◆ TO DO ◆
Below are records; state how many of their lines hold the word "SRMTID", and give only the figure.

■ ■ ■ ■ ■

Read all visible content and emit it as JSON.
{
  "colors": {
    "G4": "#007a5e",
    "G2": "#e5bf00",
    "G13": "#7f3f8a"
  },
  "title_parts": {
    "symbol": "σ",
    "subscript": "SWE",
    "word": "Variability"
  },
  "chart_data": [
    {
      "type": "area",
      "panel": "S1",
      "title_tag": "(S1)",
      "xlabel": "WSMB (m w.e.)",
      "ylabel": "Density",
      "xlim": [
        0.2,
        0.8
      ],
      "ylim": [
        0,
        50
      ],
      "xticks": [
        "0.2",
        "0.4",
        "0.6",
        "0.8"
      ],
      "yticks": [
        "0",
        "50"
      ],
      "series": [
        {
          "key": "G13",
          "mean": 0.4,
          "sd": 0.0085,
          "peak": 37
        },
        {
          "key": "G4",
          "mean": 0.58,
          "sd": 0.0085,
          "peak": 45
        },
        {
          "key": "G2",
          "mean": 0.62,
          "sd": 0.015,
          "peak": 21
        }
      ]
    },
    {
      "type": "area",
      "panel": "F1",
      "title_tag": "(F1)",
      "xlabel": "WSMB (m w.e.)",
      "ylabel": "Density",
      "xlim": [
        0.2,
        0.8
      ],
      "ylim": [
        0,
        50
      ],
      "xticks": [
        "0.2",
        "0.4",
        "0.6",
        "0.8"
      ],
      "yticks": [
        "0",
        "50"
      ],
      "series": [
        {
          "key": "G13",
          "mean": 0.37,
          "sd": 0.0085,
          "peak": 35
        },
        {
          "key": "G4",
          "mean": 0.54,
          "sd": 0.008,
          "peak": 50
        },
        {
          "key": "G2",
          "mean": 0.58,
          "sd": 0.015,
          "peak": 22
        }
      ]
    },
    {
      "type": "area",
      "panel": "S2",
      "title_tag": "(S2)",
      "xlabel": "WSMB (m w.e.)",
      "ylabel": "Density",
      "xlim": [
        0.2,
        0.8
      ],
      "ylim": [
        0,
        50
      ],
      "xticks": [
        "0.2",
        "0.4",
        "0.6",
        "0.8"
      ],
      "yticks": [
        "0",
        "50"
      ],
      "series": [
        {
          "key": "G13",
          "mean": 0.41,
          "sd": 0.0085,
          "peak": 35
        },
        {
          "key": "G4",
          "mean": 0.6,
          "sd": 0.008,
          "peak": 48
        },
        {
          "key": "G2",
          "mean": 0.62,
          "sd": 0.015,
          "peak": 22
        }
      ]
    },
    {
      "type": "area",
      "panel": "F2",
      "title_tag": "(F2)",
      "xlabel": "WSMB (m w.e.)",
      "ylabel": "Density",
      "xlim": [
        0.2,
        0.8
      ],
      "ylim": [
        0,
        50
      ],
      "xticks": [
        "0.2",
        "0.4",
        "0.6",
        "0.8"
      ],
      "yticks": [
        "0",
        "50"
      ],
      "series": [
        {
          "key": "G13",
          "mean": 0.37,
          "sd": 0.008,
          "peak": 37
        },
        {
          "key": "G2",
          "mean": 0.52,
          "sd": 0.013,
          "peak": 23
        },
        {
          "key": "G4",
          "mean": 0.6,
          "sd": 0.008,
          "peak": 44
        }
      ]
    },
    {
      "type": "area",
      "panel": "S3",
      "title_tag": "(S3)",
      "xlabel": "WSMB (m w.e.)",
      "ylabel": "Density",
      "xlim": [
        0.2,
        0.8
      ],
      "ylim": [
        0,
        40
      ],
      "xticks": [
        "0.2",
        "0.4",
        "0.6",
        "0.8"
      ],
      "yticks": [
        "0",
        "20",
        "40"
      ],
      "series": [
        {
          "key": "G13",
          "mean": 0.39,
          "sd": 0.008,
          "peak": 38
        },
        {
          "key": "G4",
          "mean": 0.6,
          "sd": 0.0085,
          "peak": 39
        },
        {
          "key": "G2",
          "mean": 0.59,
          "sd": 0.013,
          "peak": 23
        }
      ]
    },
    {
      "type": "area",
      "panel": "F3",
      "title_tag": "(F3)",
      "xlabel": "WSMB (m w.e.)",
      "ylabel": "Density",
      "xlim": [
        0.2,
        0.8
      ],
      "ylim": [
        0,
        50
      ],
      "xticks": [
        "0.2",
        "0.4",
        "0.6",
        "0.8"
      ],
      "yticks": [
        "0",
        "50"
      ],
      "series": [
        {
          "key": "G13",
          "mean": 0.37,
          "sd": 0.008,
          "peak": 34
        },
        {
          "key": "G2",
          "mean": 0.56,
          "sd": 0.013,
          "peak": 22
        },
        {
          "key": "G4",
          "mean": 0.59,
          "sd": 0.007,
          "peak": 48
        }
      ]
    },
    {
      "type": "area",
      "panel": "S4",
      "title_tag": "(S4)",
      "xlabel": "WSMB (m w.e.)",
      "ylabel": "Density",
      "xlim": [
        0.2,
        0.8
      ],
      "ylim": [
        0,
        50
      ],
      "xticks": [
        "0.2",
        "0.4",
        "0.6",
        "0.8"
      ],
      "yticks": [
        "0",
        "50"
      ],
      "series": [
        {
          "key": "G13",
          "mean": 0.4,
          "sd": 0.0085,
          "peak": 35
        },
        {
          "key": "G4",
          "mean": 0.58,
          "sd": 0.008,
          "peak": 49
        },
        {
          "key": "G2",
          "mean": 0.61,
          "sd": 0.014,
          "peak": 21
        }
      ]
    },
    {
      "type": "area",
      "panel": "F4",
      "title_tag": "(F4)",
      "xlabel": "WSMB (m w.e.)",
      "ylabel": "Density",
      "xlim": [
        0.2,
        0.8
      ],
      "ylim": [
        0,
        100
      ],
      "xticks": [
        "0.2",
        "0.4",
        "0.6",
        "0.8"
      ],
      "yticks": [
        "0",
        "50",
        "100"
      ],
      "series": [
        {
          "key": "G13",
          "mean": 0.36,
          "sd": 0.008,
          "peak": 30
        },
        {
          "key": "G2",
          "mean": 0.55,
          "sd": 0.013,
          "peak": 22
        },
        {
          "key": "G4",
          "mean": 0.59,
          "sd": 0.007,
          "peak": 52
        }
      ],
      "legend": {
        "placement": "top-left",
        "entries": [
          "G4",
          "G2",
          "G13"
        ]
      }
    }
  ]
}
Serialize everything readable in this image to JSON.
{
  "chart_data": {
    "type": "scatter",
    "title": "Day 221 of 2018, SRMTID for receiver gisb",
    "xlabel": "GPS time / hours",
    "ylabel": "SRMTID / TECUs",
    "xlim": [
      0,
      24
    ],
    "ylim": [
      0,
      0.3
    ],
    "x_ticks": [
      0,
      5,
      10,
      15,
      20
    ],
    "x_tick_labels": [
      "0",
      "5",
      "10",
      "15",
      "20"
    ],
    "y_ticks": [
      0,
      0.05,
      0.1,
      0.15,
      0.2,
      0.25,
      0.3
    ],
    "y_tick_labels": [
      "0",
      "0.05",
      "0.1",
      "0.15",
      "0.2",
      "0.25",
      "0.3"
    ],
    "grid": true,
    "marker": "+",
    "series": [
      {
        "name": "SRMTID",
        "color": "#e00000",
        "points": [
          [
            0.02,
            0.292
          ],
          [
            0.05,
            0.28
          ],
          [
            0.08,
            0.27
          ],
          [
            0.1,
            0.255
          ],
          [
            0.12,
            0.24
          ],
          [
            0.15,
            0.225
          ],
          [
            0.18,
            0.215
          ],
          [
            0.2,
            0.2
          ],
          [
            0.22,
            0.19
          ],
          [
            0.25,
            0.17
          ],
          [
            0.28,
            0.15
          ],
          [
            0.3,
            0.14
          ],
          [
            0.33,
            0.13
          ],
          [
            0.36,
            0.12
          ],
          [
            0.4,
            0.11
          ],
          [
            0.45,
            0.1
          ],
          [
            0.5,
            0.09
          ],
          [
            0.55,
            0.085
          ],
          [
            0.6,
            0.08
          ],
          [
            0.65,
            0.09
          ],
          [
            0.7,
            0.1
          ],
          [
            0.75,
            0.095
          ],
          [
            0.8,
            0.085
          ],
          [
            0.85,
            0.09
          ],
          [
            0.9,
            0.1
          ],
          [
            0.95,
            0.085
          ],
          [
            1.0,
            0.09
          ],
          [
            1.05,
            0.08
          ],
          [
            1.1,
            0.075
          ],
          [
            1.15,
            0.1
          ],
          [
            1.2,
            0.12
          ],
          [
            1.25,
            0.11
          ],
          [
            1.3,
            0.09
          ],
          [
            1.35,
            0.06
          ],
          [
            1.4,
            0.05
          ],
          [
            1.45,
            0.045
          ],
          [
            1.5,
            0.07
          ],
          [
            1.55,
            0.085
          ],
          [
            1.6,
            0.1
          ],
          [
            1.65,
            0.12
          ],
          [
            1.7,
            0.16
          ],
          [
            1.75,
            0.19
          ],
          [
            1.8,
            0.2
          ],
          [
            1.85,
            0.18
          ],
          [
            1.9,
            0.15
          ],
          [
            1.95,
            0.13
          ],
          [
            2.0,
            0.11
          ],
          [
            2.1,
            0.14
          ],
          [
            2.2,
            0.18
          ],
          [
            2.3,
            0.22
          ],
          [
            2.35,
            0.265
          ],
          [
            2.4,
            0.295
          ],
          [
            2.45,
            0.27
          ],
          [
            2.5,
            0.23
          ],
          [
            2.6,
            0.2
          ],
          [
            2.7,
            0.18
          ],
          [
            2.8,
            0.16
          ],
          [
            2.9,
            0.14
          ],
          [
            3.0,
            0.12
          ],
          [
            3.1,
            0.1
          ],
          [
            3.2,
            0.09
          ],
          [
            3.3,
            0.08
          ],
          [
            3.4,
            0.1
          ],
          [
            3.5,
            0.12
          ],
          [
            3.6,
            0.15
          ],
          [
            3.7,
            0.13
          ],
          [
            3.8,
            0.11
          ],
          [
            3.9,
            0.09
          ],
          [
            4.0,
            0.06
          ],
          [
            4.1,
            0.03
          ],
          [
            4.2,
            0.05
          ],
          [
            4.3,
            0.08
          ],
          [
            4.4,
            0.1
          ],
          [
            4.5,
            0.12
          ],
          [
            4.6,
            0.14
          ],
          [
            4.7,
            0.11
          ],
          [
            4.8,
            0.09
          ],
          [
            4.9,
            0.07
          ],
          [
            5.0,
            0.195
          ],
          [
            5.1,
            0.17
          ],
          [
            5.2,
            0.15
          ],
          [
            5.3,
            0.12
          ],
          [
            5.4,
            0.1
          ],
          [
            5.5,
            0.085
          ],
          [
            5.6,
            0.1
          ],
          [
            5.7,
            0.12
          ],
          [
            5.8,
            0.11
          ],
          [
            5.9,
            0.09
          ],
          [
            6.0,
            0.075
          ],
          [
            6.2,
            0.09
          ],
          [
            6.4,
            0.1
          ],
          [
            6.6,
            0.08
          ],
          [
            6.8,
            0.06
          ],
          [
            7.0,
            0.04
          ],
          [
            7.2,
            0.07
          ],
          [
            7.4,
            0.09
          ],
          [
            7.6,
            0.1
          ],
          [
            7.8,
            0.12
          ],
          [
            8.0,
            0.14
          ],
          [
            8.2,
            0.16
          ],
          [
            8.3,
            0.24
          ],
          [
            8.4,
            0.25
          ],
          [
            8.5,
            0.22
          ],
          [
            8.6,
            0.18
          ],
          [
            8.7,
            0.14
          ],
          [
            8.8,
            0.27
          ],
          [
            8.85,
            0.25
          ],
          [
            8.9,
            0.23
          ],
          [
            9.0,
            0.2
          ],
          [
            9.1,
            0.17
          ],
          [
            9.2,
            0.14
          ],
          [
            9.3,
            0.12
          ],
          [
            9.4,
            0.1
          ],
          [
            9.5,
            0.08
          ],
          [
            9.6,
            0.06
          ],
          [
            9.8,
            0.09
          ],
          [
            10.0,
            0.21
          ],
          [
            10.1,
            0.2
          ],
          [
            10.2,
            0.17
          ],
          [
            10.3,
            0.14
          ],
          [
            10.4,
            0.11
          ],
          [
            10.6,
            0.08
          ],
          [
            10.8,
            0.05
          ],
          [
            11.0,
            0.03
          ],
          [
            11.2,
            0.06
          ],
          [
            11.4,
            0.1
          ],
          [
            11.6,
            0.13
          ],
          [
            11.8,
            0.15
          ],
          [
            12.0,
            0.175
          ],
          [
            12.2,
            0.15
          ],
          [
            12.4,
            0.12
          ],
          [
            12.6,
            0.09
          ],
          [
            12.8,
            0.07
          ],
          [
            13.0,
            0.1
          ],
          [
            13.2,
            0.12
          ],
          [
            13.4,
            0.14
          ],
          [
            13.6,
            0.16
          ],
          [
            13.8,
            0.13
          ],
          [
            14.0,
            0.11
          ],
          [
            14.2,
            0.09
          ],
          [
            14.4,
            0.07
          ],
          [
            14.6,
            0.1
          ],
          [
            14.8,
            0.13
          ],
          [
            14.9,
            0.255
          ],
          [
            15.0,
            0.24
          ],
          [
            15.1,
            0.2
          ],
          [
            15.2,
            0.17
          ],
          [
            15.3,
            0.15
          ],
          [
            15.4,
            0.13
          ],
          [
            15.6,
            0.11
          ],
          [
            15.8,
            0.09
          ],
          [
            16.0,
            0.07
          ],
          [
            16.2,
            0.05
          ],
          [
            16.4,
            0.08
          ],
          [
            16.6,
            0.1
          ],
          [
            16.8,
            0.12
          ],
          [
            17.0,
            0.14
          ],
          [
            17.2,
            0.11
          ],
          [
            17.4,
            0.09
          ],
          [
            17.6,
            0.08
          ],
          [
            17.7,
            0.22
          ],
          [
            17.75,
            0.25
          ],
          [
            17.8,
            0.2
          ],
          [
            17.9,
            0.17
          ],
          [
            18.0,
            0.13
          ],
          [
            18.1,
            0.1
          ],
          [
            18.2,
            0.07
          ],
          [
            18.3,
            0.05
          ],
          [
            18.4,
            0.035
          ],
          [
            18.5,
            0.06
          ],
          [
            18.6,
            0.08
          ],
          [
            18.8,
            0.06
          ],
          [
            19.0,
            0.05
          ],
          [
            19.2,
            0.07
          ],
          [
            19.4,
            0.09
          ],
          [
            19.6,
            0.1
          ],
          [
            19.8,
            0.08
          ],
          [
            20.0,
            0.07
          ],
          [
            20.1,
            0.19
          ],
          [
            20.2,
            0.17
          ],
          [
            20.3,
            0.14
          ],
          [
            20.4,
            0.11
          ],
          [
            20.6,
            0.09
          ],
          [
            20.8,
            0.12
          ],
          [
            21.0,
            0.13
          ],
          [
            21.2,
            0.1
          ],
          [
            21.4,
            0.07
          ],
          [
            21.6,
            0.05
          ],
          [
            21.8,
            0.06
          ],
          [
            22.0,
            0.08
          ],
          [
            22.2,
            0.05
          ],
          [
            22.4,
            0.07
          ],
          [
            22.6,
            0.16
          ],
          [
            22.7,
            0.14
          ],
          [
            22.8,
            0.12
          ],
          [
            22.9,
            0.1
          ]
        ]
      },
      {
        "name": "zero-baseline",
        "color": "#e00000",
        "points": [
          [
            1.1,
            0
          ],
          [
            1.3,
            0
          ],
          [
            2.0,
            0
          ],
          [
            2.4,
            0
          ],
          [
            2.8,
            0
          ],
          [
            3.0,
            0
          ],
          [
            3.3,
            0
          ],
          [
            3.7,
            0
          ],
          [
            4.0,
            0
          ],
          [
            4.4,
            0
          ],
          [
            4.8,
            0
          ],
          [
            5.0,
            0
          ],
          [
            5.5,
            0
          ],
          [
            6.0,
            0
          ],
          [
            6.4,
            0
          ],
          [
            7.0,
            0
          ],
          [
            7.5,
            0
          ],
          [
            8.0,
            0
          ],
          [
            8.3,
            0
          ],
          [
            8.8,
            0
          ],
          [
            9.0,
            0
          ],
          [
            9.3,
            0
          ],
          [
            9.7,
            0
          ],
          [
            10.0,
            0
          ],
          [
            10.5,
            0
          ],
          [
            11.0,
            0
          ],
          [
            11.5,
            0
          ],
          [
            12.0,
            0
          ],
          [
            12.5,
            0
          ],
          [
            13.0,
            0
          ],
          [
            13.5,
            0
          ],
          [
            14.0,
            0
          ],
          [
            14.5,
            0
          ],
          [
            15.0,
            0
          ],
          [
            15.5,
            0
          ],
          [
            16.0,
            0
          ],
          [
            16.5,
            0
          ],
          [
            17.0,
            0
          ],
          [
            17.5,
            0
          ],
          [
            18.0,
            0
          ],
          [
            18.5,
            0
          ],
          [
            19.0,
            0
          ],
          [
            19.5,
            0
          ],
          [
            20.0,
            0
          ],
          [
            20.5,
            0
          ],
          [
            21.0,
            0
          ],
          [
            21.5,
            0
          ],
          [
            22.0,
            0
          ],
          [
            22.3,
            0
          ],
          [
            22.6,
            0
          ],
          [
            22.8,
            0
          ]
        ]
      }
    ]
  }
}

■ ■ ■ ■ ■

◆ SOLUTION FOR THIS EXERCISE ◆
3